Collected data
^^^^

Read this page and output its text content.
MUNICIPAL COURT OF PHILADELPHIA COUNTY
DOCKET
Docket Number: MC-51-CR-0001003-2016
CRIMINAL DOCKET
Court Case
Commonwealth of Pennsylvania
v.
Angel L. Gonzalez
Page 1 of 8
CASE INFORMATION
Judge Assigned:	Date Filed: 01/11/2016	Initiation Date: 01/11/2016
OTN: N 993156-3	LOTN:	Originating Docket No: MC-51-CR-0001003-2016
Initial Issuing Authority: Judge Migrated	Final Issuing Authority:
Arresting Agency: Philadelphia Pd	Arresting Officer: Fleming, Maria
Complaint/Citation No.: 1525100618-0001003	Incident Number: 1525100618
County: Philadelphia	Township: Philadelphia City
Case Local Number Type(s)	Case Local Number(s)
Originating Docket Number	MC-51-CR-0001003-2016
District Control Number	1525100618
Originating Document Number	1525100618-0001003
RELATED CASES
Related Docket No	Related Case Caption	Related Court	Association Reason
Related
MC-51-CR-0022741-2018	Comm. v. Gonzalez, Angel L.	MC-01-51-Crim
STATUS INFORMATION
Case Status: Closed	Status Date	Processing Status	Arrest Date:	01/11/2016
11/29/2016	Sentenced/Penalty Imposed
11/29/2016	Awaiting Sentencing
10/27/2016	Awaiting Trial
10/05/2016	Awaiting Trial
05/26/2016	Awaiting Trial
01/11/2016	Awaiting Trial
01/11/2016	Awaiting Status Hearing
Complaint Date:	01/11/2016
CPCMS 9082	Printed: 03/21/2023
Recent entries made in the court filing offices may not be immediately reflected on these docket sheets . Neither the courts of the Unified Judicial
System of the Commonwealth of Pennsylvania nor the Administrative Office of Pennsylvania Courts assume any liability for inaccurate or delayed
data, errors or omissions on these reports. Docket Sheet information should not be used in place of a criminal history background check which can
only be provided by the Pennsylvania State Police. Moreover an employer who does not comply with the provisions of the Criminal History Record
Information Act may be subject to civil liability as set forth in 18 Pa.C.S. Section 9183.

^^^^

* [What you will do]: Among the lines of the material, find those that hold the word "Originating" and copy them.

* [Expected answer]:
OTN: N 993156-3	LOTN:	Originating Docket No: MC-51-CR-0001003-2016
Originating Docket Number	MC-51-CR-0001003-2016
Originating Document Number	1525100618-0001003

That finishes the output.